• Exercise details: Reproduce the listing that follows with no differences at all.

• Task material:
━━━━━━━━━━━━━━━━

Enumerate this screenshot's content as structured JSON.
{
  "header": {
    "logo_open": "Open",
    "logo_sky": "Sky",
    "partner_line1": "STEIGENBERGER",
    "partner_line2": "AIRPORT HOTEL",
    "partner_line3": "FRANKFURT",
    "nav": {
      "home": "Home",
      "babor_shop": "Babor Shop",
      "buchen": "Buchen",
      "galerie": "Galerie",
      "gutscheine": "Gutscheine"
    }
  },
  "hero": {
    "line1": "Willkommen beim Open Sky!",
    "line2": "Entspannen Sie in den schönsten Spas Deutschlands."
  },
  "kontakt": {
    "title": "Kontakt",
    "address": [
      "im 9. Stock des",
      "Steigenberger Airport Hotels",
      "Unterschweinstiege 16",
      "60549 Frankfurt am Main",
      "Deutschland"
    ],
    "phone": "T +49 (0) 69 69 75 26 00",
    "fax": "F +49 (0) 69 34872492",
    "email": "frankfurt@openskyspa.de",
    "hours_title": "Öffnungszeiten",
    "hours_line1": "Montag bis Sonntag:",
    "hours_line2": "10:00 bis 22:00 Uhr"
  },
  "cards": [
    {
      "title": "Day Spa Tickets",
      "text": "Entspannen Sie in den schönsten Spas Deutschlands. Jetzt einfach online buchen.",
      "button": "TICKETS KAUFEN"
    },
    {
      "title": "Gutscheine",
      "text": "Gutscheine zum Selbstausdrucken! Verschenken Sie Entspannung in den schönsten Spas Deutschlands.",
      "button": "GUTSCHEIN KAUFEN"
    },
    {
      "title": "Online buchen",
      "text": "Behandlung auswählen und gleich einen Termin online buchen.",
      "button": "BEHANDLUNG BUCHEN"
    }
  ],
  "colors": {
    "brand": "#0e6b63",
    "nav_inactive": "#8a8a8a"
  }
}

━━━━━━━━━━━━━━━━

• Answer below:
Enumerate this screenshot's content as structured JSON.
{
  "header": {
    "logo_open": "Open",
    "logo_sky": "Sky",
    "partner_line1": "STEIGENBERGER",
    "partner_line2": "AIRPORT HOTEL",
    "partner_line3": "FRANKFURT",
    "nav": {
      "home": "Home",
      "babor_shop": "Babor Shop",
      "buchen": "Buchen",
      "galerie": "Galerie",
      "gutscheine": "Gutscheine"
    }
  },
  "hero": {
    "line1": "Willkommen beim Open Sky!",
    "line2": "Entspannen Sie in den schönsten Spas Deutschlands."
  },
  "kontakt": {
    "title": "Kontakt",
    "address": [
      "im 9. Stock des",
      "Steigenberger Airport Hotels",
      "Unterschweinstiege 16",
      "60549 Frankfurt am Main",
      "Deutschland"
    ],
    "phone": "T +49 (0) 69 69 75 26 00",
    "fax": "F +49 (0) 69 34872492",
    "email": "frankfurt@openskyspa.de",
    "hours_title": "Öffnungszeiten",
    "hours_line1": "Montag bis Sonntag:",
    "hours_line2": "10:00 bis 22:00 Uhr"
  },
  "cards": [
    {
      "title": "Day Spa Tickets",
      "text": "Entspannen Sie in den schönsten Spas Deutschlands. Jetzt einfach online buchen.",
      "button": "TICKETS KAUFEN"
    },
    {
      "title": "Gutscheine",
      "text": "Gutscheine zum Selbstausdrucken! Verschenken Sie Entspannung in den schönsten Spas Deutschlands.",
      "button": "GUTSCHEIN KAUFEN"
    },
    {
      "title": "Online buchen",
      "text": "Behandlung auswählen und gleich einen Termin online buchen.",
      "button": "BEHANDLUNG BUCHEN"
    }
  ],
  "colors": {
    "brand": "#0e6b63",
    "nav_inactive": "#8a8a8a"
  }
}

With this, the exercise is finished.